## WHAT IS NEEDED
Count how many lines of the material hold "环境搭建". Respond with that number alone.

[Stored data]

------------------------------------------------------------------------

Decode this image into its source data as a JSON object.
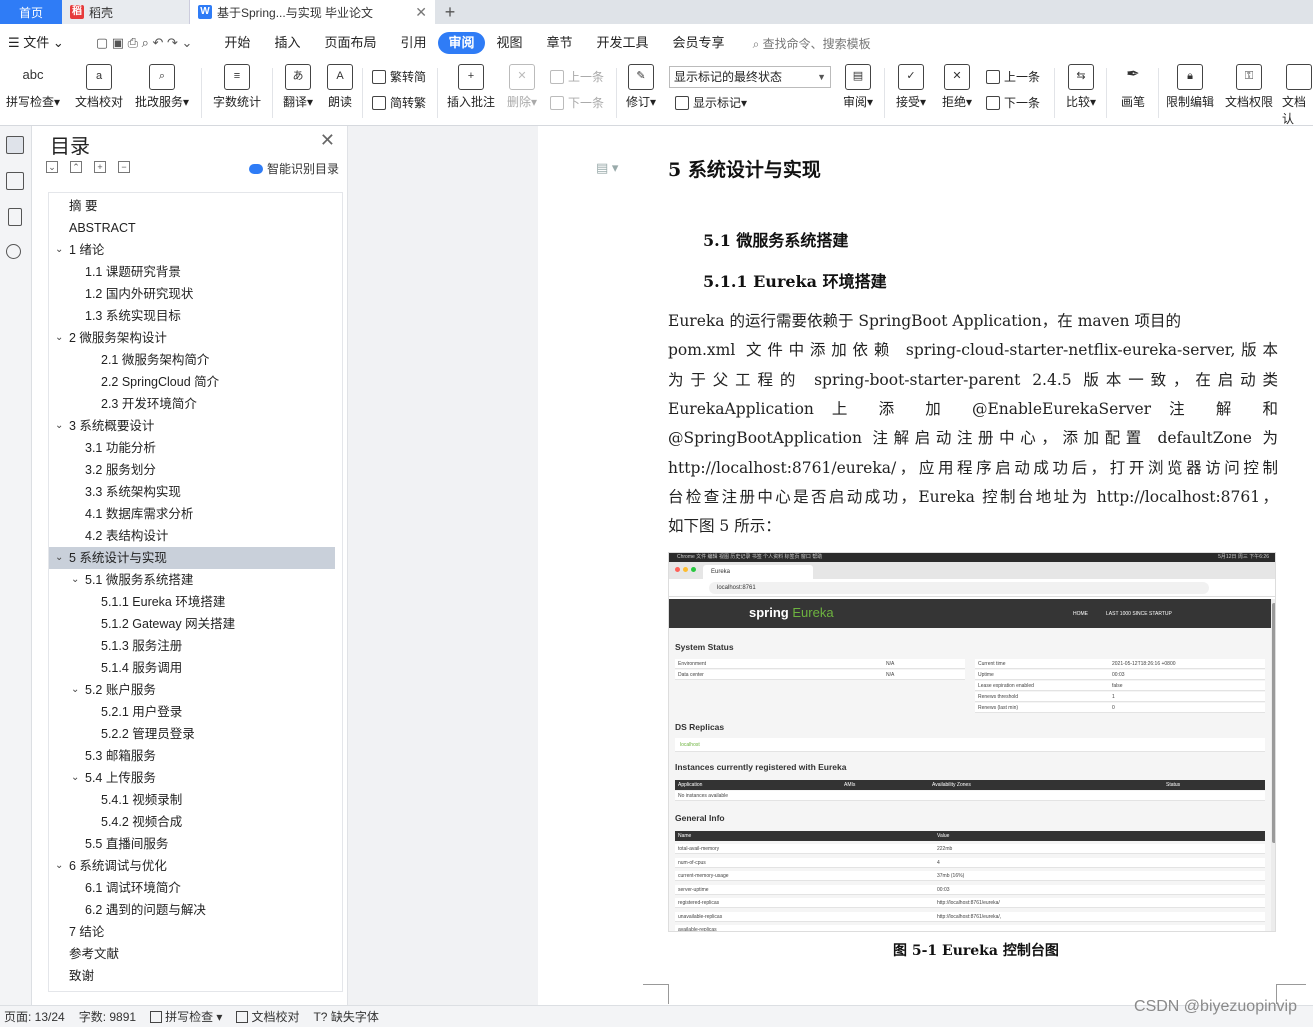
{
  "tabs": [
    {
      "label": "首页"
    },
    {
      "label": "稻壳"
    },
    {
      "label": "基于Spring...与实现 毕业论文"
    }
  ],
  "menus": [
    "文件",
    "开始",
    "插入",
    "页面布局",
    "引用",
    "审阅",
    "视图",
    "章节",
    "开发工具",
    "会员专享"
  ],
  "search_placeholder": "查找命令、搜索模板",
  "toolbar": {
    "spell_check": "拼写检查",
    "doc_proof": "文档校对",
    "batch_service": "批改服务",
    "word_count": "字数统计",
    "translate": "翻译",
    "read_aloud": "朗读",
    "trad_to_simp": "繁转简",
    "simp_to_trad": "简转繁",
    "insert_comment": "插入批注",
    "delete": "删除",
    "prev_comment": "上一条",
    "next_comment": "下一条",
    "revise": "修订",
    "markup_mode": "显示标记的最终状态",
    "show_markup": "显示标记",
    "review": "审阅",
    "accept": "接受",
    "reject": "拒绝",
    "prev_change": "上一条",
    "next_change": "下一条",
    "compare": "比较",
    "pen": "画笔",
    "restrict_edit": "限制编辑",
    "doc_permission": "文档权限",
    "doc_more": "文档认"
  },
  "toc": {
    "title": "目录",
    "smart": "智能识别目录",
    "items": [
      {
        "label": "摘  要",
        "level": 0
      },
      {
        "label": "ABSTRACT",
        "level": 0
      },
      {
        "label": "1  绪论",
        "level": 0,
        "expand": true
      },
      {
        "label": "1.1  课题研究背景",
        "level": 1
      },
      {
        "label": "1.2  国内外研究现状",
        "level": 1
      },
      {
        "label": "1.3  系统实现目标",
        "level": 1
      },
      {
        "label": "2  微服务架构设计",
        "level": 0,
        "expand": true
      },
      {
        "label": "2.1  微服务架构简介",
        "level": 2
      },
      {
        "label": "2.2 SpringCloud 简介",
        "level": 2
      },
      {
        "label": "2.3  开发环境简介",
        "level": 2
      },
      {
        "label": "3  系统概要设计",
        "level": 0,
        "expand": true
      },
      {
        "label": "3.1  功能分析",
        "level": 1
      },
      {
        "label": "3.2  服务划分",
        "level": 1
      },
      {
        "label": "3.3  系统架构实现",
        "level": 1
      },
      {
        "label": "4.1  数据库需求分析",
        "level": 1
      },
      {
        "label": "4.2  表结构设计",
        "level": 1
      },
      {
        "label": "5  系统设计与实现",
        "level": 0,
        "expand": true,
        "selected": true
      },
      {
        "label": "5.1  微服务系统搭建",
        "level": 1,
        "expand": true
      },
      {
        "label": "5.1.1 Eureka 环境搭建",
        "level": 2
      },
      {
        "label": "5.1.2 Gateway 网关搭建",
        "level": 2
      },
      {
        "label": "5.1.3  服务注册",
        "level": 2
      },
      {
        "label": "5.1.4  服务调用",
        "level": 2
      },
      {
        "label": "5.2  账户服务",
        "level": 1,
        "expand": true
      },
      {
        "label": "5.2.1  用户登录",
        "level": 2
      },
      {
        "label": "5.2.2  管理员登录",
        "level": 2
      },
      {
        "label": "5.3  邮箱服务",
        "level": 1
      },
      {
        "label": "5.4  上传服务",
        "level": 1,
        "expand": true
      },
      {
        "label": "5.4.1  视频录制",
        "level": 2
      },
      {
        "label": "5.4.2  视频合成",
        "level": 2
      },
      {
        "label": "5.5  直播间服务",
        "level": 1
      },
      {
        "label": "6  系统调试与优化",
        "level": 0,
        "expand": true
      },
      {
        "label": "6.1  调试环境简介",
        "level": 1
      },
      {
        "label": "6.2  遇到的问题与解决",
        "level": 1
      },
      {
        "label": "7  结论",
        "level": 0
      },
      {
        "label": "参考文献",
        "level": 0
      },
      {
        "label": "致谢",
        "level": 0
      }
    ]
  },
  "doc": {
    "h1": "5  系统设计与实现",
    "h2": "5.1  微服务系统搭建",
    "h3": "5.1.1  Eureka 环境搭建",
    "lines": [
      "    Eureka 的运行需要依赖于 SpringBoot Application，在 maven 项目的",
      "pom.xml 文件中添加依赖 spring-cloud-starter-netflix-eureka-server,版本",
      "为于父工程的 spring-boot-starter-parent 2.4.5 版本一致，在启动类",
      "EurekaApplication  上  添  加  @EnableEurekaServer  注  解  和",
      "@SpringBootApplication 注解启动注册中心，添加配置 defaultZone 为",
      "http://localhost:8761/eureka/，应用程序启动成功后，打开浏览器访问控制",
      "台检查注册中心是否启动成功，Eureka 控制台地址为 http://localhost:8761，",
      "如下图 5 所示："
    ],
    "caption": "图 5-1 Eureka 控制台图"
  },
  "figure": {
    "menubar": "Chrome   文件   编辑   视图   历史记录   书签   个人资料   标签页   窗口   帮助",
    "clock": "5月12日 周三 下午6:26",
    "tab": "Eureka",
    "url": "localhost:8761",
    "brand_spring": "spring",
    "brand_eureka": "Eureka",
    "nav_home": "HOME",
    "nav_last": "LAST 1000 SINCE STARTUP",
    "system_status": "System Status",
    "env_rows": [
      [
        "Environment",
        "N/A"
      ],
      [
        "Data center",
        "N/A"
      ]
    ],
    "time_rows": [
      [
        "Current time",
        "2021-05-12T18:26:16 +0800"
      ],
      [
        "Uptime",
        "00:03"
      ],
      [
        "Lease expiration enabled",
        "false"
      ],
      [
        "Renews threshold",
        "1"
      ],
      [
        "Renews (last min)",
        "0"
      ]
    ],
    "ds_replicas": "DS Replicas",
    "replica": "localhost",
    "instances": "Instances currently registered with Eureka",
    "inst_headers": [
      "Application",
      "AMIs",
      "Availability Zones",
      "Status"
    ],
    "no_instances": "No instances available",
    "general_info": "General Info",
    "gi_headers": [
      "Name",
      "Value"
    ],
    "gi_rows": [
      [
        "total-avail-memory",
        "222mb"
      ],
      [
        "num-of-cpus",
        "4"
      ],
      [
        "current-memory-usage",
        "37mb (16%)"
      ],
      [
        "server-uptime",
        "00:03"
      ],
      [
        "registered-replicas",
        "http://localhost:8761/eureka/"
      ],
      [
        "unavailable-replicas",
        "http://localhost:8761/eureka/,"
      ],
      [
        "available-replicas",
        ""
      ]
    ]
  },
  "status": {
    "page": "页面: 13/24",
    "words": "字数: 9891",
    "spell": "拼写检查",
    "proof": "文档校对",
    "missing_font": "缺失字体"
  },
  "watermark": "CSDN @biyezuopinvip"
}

------------------------------------------------------------------------

## RESULT
2